The exercise: List all lines of the data containing the word "границ".

— start of Record set —

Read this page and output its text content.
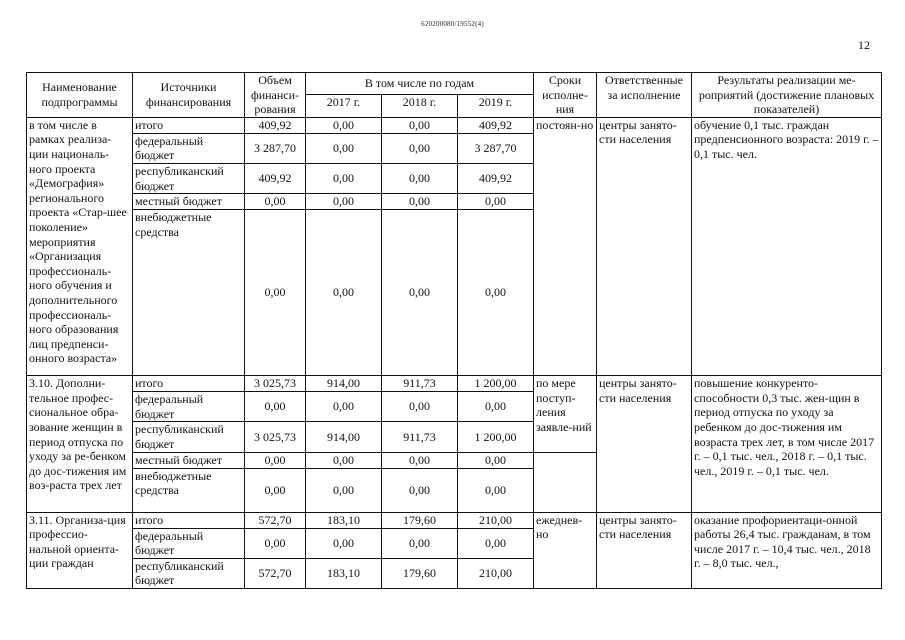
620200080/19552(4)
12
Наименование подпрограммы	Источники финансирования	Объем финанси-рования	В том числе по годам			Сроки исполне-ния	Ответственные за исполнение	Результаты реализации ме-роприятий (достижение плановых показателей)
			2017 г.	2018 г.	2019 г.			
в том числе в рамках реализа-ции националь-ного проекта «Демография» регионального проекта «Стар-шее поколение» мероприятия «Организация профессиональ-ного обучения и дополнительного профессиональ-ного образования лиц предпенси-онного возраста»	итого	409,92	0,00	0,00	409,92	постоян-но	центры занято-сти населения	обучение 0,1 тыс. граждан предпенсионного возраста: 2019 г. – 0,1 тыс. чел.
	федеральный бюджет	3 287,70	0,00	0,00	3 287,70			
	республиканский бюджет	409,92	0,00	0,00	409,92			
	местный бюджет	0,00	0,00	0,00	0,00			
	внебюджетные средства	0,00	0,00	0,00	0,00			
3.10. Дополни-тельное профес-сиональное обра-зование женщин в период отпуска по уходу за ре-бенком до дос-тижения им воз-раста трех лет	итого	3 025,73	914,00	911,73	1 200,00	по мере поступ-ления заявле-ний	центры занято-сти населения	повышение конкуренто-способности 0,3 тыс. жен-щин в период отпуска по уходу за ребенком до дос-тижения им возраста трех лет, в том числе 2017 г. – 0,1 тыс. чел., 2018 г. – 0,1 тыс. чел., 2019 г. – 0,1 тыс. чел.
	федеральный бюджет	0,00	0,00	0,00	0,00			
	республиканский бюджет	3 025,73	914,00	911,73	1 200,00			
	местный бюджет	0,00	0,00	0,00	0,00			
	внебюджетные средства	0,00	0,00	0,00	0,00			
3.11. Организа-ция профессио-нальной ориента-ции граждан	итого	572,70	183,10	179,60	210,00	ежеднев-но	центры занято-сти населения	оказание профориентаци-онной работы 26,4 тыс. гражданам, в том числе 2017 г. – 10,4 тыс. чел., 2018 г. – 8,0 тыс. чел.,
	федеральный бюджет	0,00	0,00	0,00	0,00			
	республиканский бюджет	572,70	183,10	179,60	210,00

— end of Record set —
— start of Record set —

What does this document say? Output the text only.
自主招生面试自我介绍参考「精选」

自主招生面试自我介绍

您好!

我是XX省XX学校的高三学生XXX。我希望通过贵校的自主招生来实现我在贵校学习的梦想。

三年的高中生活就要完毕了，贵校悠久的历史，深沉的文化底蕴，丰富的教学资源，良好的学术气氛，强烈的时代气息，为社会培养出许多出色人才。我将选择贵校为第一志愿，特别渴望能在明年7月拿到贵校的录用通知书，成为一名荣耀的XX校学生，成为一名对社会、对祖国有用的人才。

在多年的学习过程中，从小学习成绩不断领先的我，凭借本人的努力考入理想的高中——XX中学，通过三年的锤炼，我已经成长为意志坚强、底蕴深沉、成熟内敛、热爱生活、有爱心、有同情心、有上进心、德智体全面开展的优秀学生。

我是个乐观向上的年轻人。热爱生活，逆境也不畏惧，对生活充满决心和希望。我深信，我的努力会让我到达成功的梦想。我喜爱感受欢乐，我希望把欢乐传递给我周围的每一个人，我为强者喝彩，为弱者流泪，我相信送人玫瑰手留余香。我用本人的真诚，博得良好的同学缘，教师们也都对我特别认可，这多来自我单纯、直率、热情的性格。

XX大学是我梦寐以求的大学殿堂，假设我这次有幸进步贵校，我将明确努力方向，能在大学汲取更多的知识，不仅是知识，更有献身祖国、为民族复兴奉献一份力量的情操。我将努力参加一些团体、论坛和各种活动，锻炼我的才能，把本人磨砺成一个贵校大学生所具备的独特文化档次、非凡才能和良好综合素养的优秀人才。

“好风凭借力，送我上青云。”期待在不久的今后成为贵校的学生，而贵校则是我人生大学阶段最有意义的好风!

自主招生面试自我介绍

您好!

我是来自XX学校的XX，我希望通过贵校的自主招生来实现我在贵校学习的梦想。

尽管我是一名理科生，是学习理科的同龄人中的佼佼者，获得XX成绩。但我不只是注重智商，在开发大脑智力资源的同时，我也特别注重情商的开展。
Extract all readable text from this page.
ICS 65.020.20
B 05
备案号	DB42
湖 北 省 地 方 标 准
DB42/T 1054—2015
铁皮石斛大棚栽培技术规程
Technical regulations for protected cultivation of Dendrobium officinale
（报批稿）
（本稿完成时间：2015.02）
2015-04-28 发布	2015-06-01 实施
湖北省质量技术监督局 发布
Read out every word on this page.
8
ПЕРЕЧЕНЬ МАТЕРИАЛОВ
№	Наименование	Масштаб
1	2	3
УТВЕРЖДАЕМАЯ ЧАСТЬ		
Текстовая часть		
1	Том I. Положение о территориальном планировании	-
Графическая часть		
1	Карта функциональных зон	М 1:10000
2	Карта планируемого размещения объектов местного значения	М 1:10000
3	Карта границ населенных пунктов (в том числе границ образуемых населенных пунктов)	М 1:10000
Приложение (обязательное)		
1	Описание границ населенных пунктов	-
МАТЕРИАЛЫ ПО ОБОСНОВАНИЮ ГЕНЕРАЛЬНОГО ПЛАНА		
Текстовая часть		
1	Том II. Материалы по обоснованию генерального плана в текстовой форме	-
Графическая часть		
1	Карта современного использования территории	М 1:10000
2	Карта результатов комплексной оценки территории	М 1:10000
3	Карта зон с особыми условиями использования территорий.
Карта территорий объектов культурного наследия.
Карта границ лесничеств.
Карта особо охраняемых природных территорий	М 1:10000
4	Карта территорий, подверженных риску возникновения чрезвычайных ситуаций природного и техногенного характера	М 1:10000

— end of Record set —

Completed exercise:
3	Карта границ населенных пунктов (в том числе границ образуемых населенных пунктов)	М 1:10000
1	Описание границ населенных пунктов	-
Карта границ лесничеств.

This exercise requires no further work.